> [AIM OF THE EXERCISE]
Only the number is wanted: how many lines contain the word "General"?

====== DATASET

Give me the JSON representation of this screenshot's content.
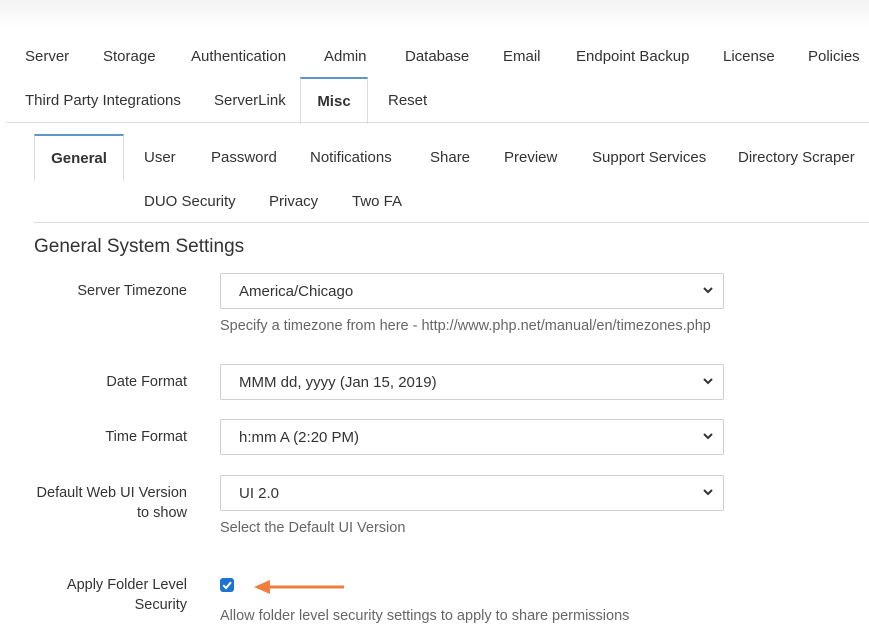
{
  "primary_tabs": [
    {
      "label": "Server"
    },
    {
      "label": "Storage"
    },
    {
      "label": "Authentication"
    },
    {
      "label": "Admin"
    },
    {
      "label": "Database"
    },
    {
      "label": "Email"
    },
    {
      "label": "Endpoint Backup"
    },
    {
      "label": "License"
    },
    {
      "label": "Policies"
    },
    {
      "label": "Third Party Integrations"
    },
    {
      "label": "ServerLink"
    },
    {
      "label": "Misc"
    },
    {
      "label": "Reset"
    }
  ],
  "primary_active": "Misc",
  "secondary_tabs": [
    {
      "label": "General"
    },
    {
      "label": "User"
    },
    {
      "label": "Password"
    },
    {
      "label": "Notifications"
    },
    {
      "label": "Share"
    },
    {
      "label": "Preview"
    },
    {
      "label": "Support Services"
    },
    {
      "label": "Directory Scraper"
    },
    {
      "label": "DUO Security"
    },
    {
      "label": "Privacy"
    },
    {
      "label": "Two FA"
    }
  ],
  "secondary_active": "General",
  "section_title": "General System Settings",
  "settings": {
    "timezone": {
      "label": "Server Timezone",
      "value": "America/Chicago",
      "help": "Specify a timezone from here - http://www.php.net/manual/en/timezones.php"
    },
    "date_format": {
      "label": "Date Format",
      "value": "MMM dd, yyyy (Jan 15, 2019)"
    },
    "time_format": {
      "label": "Time Format",
      "value": "h:mm A (2:20 PM)"
    },
    "web_ui_version": {
      "label_line1": "Default Web UI Version",
      "label_line2": "to show",
      "value": "UI 2.0",
      "help": "Select the Default UI Version"
    },
    "folder_security": {
      "label_line1": "Apply Folder Level",
      "label_line2": "Security",
      "checked": true,
      "help": "Allow folder level security settings to apply to share permissions"
    }
  },
  "colors": {
    "accent": "#5b97c9",
    "checkbox": "#1e73d2",
    "arrow": "#f07e3c"
  },
  "icons": {
    "select": "chevron-down-icon",
    "checkbox": "checkmark-icon",
    "annotation": "arrow-left-icon"
  }
}
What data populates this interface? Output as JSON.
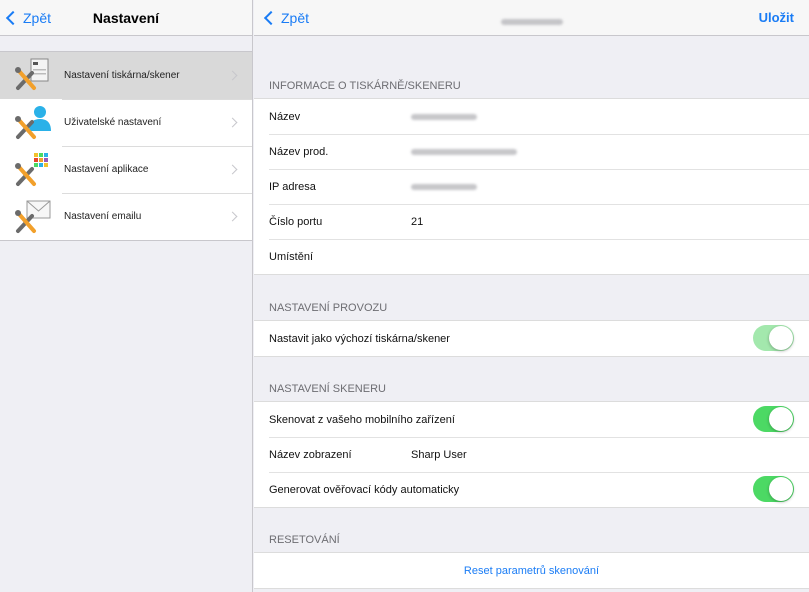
{
  "left": {
    "back_label": "Zpět",
    "title": "Nastavení",
    "items": [
      {
        "label": "Nastavení tiskárna/skener",
        "icon": "printer-settings-icon",
        "selected": true
      },
      {
        "label": "Uživatelské nastavení",
        "icon": "user-settings-icon",
        "selected": false
      },
      {
        "label": "Nastavení aplikace",
        "icon": "app-settings-icon",
        "selected": false
      },
      {
        "label": "Nastavení emailu",
        "icon": "email-settings-icon",
        "selected": false
      }
    ]
  },
  "right": {
    "back_label": "Zpět",
    "save_label": "Uložit",
    "info_header": "INFORMACE O TISKÁRNĚ/SKENERU",
    "info_rows": [
      {
        "label": "Název"
      },
      {
        "label": "Název prod."
      },
      {
        "label": "IP adresa"
      },
      {
        "label": "Číslo portu",
        "value": "21"
      },
      {
        "label": "Umístění",
        "value": ""
      }
    ],
    "operation_header": "NASTAVENÍ PROVOZU",
    "operation_default_label": "Nastavit jako výchozí tiskárna/skener",
    "operation_default_on": true,
    "scanner_header": "NASTAVENÍ SKENERU",
    "scan_mobile_label": "Skenovat z vašeho mobilního zařízení",
    "scan_mobile_on": true,
    "display_name_label": "Název zobrazení",
    "display_name_value": "Sharp User",
    "gen_codes_label": "Generovat ověřovací kódy automaticky",
    "gen_codes_on": true,
    "reset_header": "RESETOVÁNÍ",
    "reset_label": "Reset parametrů skenování"
  },
  "colors": {
    "accent": "#1a7cf5",
    "toggle_on": "#4cd964",
    "selected_bg": "#d9d9d9"
  }
}
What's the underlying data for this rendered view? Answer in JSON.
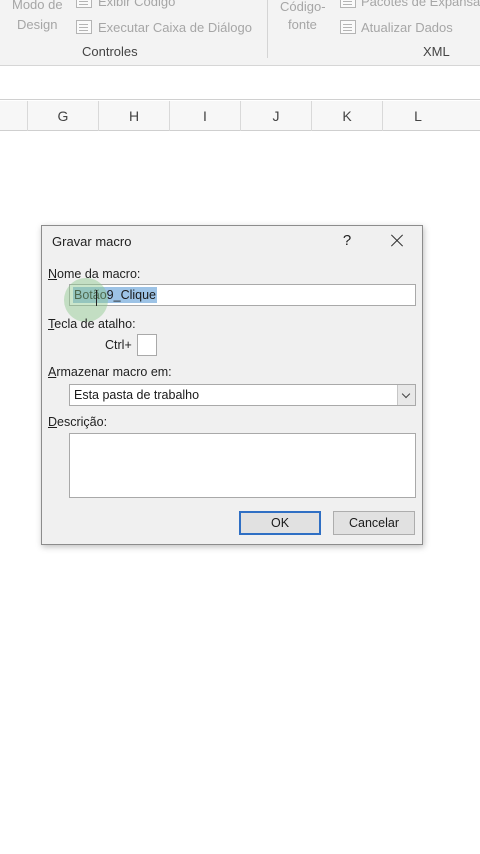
{
  "ribbon": {
    "design_mode_line1": "Modo de",
    "design_mode_line2": "Design",
    "view_code": "Exibir Código",
    "run_dialog": "Executar Caixa de Diálogo",
    "controls_group": "Controles",
    "source_line1": "Código-",
    "source_line2": "fonte",
    "expansion_packs": "Pacotes de Expansão",
    "refresh_data": "Atualizar Dados",
    "xml_group": "XML"
  },
  "columns": [
    "G",
    "H",
    "I",
    "J",
    "K",
    "L"
  ],
  "dialog": {
    "title": "Gravar macro",
    "help": "?",
    "macro_name_underlined": "N",
    "macro_name_label": "ome da macro:",
    "macro_name_value": "Botão9_Clique",
    "shortcut_underlined": "T",
    "shortcut_label": "ecla de atalho:",
    "ctrl_label": "Ctrl+",
    "store_underlined": "A",
    "store_label": "rmazenar macro em:",
    "store_value": "Esta pasta de trabalho",
    "description_underlined": "D",
    "description_label": "escrição:",
    "ok_label": "OK",
    "cancel_label": "Cancelar"
  }
}
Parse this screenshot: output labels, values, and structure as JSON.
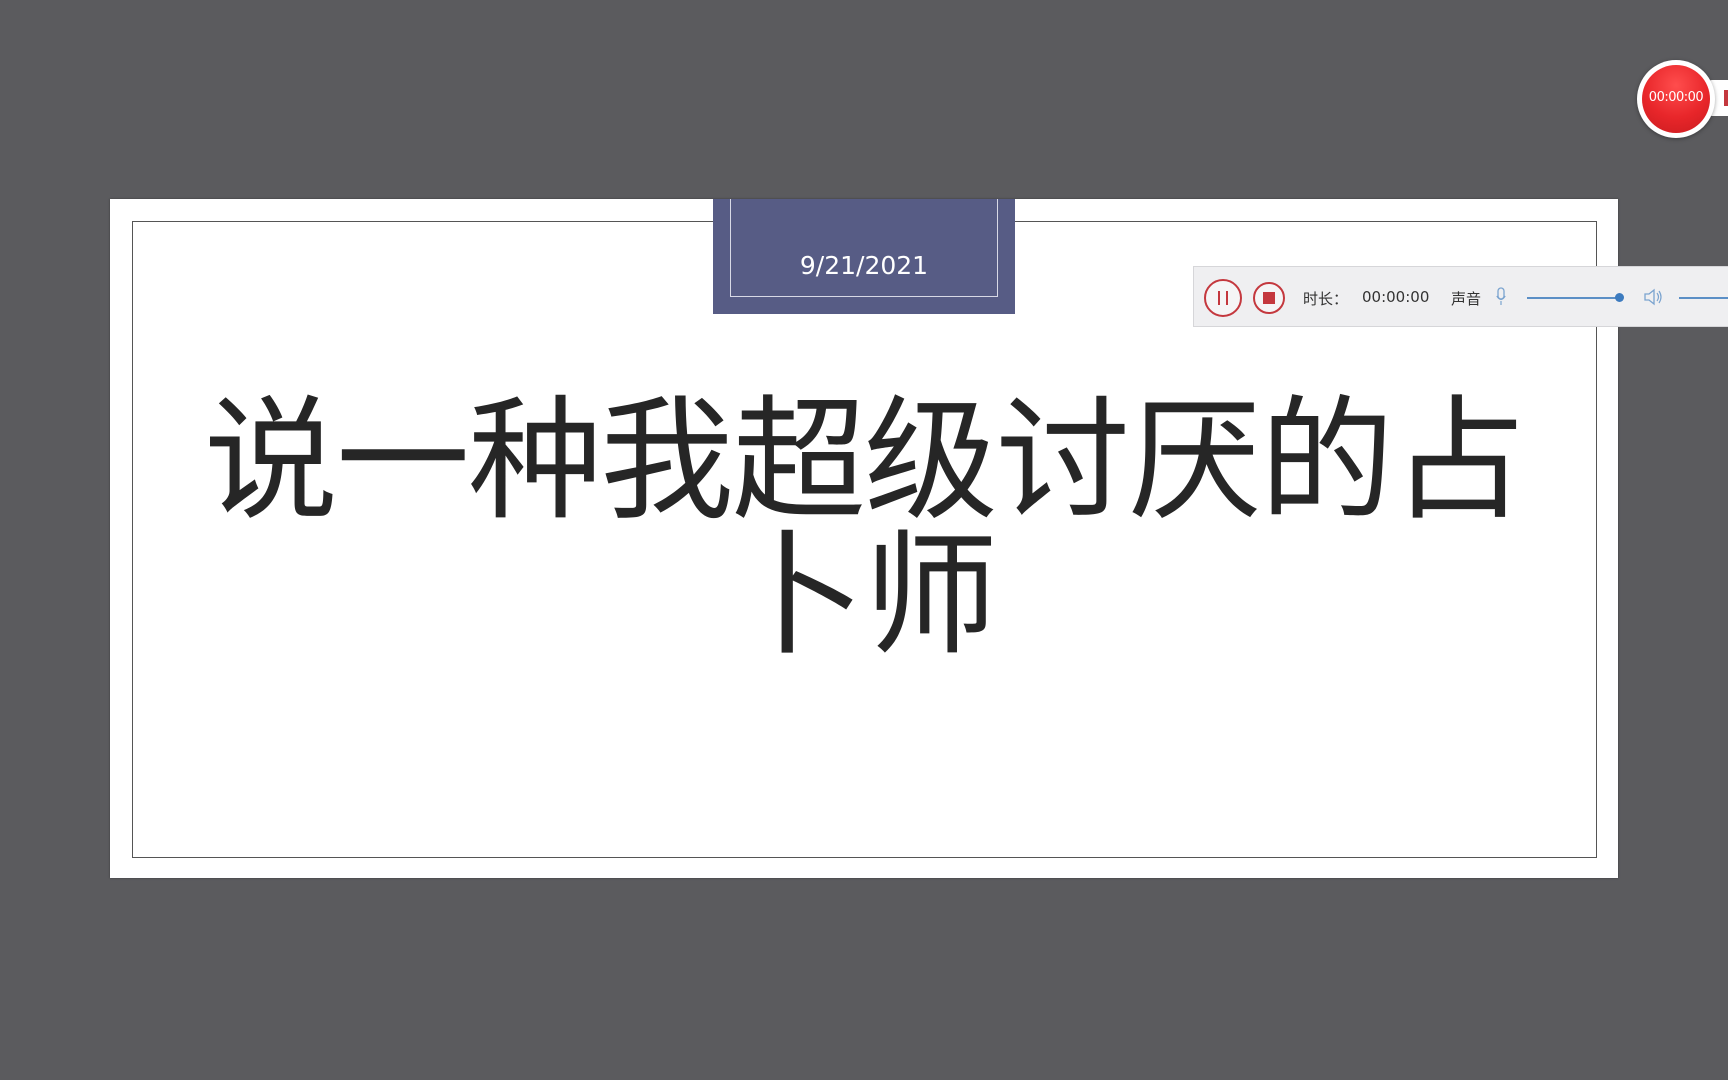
{
  "slide": {
    "date": "9/21/2021",
    "title": "说一种我超级讨厌的占卜师"
  },
  "recording_toolbar": {
    "duration_label": "时长：",
    "duration_value": "00:00:00",
    "sound_label": "声音",
    "mic_level": 0.9,
    "colors": {
      "accent": "#c4383e",
      "slider": "#5b8fc6"
    }
  },
  "record_timer": {
    "time": "00:00:00",
    "color": "#e8262a"
  },
  "icons": [
    "pause-icon",
    "stop-icon",
    "microphone-icon",
    "speaker-icon"
  ]
}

============

> [THE SOLUTION]
3